━━ DATA FOR THE TASK ━━

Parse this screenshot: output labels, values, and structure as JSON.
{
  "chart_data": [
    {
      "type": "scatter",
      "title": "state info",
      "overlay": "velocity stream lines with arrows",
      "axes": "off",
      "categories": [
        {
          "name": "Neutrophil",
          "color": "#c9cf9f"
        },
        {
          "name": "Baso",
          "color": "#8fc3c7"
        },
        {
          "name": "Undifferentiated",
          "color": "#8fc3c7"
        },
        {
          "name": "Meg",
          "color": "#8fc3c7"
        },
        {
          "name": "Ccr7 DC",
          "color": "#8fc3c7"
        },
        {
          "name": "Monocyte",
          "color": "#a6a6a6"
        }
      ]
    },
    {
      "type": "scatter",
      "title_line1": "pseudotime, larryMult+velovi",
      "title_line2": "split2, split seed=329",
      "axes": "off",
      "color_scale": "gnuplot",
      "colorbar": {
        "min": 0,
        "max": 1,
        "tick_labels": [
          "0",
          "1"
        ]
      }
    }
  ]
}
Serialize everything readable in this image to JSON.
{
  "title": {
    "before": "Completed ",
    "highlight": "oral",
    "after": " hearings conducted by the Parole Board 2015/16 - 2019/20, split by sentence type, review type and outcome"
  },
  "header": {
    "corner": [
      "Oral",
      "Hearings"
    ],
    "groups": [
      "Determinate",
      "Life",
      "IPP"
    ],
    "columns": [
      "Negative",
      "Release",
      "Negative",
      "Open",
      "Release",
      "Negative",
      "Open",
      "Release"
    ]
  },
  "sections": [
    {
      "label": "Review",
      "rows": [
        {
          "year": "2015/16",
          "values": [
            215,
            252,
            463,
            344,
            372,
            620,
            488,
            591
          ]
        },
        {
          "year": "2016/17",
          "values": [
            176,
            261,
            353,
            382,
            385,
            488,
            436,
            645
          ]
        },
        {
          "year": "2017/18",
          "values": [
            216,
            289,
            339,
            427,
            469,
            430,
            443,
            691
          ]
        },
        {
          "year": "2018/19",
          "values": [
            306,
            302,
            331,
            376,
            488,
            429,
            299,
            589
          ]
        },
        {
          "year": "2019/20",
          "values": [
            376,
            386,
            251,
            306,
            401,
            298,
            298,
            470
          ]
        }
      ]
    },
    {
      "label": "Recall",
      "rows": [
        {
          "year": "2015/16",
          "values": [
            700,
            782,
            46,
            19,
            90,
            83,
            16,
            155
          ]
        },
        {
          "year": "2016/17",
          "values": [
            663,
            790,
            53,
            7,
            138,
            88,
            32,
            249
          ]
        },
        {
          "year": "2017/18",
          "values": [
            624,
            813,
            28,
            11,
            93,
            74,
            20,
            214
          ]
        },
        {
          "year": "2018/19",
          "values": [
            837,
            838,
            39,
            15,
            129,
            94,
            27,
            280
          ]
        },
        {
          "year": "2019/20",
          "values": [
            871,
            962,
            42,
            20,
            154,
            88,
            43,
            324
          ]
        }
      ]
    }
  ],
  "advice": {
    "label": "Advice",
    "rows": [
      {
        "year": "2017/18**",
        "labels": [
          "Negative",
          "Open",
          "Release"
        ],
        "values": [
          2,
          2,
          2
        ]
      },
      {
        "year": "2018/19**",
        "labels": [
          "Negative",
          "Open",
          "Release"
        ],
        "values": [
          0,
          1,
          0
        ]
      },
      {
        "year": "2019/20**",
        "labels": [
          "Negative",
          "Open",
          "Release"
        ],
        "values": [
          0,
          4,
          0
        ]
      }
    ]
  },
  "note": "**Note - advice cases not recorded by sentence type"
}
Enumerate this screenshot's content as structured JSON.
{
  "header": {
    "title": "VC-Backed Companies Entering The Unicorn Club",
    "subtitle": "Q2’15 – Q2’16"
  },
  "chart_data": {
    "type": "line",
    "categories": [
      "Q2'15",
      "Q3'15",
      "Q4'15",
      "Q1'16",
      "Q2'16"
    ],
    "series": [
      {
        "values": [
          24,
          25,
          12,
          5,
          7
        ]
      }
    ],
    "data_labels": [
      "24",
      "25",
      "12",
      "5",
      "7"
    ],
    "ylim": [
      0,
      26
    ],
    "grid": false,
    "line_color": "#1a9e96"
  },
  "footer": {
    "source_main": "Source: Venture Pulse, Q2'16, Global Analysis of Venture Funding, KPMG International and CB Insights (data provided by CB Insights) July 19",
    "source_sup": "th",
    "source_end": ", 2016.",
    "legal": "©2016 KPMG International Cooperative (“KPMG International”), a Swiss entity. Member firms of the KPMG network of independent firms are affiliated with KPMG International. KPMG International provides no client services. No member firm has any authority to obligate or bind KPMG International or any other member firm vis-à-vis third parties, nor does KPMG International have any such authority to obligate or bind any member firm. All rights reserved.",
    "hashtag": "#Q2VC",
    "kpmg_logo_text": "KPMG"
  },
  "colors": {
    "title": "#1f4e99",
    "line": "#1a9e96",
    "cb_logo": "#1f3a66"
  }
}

━━━

> [STATED PROBLEM]:
Select from the material above each line in which the string "screenshot" appears, and list those lines.

> [EXPECTED ANSWER]:
Parse this screenshot: output labels, values, and structure as JSON.
Enumerate this screenshot's content as structured JSON.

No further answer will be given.